● **Written problem**
In the entries that follow, how many lines contain the word "through"? Answer with the number only.

Data records:
------------------------------

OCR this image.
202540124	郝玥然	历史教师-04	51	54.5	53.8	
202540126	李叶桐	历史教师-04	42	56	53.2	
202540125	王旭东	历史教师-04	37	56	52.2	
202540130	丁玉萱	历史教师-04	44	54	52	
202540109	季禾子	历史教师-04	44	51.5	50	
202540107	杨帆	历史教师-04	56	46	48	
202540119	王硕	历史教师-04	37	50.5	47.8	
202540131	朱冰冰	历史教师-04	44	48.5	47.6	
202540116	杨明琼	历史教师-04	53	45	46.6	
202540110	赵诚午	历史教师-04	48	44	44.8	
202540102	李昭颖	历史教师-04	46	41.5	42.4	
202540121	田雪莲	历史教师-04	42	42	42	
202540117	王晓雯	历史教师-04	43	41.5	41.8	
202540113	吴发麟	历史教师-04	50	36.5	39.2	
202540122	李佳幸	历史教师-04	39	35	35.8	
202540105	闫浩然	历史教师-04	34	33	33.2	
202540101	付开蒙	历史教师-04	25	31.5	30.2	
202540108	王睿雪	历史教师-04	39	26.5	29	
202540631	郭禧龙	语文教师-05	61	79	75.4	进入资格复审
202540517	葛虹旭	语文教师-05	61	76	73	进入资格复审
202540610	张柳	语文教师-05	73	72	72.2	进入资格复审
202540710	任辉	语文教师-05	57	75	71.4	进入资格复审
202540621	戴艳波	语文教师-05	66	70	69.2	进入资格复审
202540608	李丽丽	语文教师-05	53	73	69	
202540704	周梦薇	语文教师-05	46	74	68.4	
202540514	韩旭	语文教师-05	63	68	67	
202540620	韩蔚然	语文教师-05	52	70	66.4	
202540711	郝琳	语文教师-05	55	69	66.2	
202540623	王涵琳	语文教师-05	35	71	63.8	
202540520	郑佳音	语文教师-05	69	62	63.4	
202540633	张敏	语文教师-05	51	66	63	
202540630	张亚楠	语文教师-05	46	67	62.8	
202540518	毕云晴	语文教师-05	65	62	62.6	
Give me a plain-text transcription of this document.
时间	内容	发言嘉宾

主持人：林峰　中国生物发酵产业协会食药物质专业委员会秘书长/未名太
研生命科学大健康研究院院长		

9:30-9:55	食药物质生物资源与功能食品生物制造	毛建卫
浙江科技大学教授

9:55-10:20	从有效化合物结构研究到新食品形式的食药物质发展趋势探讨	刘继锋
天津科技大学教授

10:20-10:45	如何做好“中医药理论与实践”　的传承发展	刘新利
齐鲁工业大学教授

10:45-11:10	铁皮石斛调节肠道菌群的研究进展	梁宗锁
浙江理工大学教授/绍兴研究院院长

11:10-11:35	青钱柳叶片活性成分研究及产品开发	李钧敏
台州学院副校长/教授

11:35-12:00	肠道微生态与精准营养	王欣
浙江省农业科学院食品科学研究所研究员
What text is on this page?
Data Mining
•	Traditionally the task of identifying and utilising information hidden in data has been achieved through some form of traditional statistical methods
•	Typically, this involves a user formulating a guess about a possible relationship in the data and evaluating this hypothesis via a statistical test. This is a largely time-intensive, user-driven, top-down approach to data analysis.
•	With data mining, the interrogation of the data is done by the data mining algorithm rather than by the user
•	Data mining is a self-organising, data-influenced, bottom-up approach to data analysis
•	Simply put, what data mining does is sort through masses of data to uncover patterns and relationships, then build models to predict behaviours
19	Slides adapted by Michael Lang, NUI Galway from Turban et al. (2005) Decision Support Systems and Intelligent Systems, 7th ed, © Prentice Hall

------------------------------

● **Result**
2